* Short exercise
Copy the listing verbatim, excluding any images found in it.

* Records provided
▼▼▼
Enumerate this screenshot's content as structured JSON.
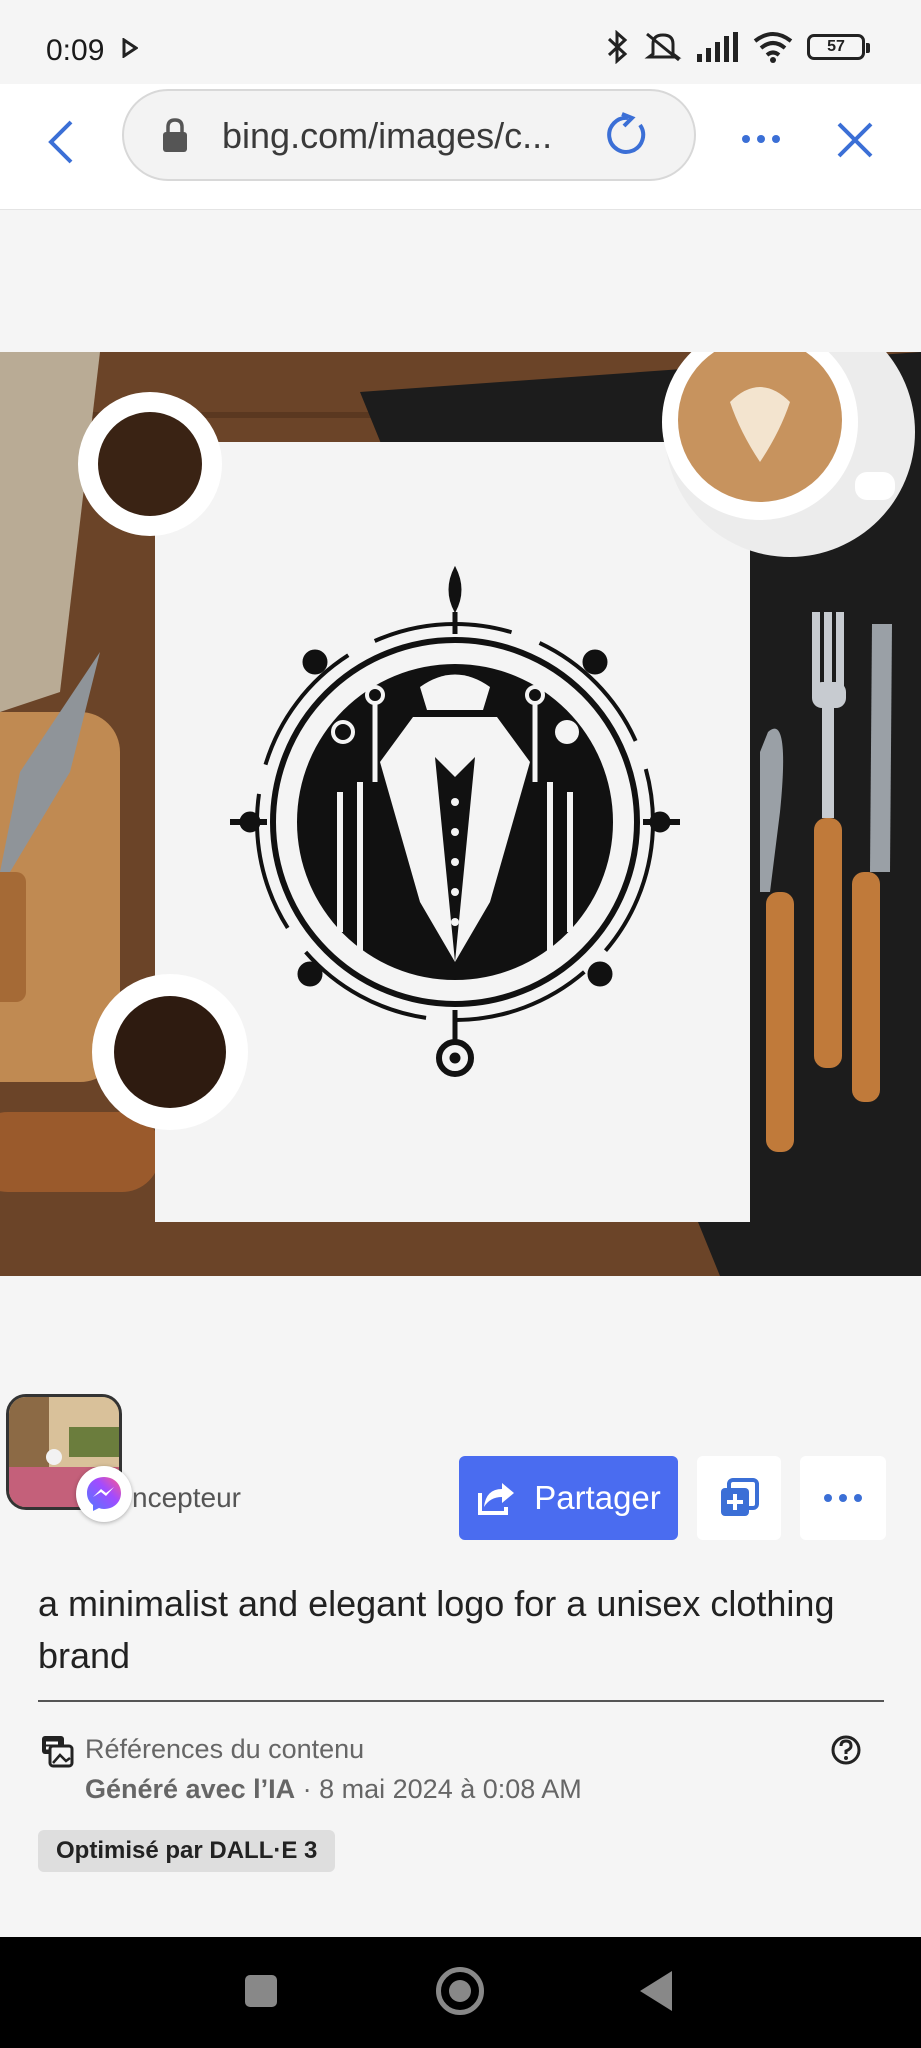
{
  "status": {
    "time": "0:09",
    "battery": "57"
  },
  "browser": {
    "url": "bing.com/images/c..."
  },
  "image": {
    "description_alt": "a minimalist and elegant logo for a unisex clothing brand"
  },
  "actions": {
    "creator_label": "ncepteur",
    "share_label": "Partager"
  },
  "prompt": "a minimalist and elegant logo for a unisex clothing brand",
  "references": {
    "title": "Références du contenu",
    "generated": "Généré avec l’IA",
    "date": " · 8 mai 2024 à 0:08 AM",
    "badge": "Optimisé par DALL·E 3"
  },
  "colors": {
    "accent": "#4a6cf0",
    "link_icon": "#3b6fd6"
  }
}
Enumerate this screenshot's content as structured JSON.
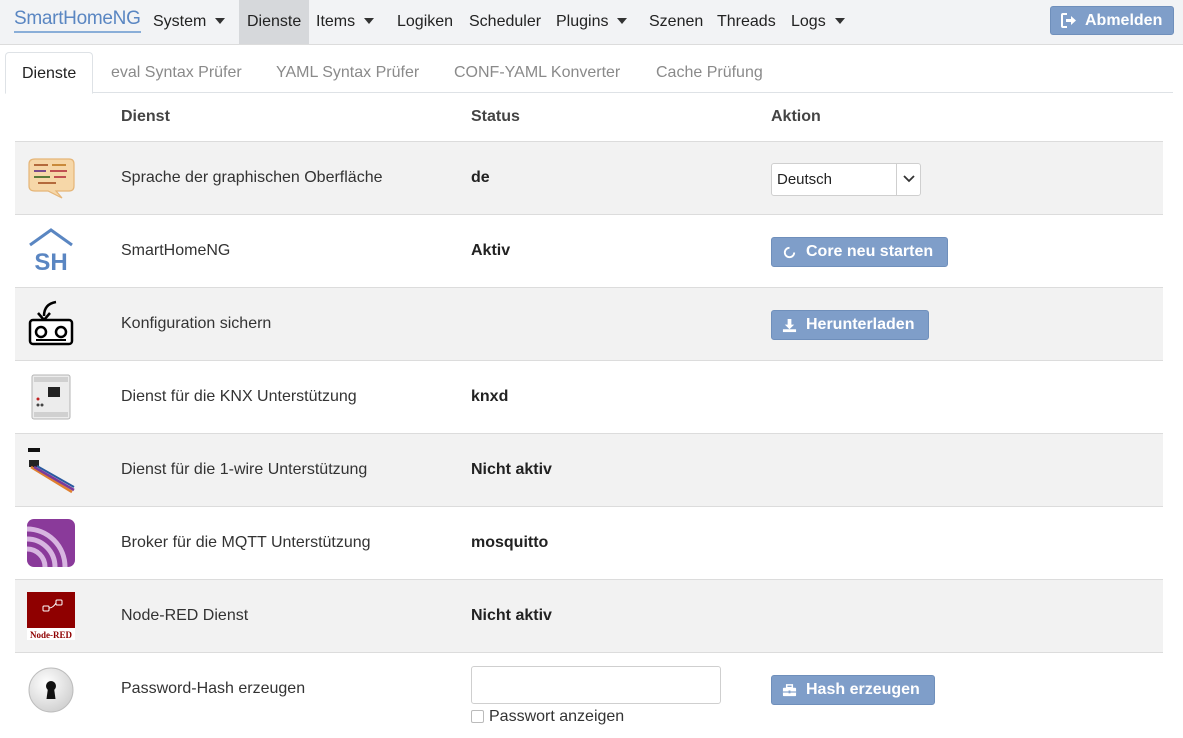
▲▲▲
* The result
Enumerate this screenshot's content as structured JSON.
{
  "status": {
    "time": "0:09",
    "battery": "57"
  },
  "browser": {
    "url": "bing.com/images/c..."
  },
  "image": {
    "description_alt": "a minimalist and elegant logo for a unisex clothing brand"
  },
  "actions": {
    "creator_label": "ncepteur",
    "share_label": "Partager"
  },
  "prompt": "a minimalist and elegant logo for a unisex clothing brand",
  "references": {
    "title": "Références du contenu",
    "generated": "Généré avec l’IA",
    "date": " · 8 mai 2024 à 0:08 AM",
    "badge": "Optimisé par DALL·E 3"
  },
  "colors": {
    "accent": "#4a6cf0",
    "link_icon": "#3b6fd6"
  }
}
Enumerate this screenshot's content as structured JSON.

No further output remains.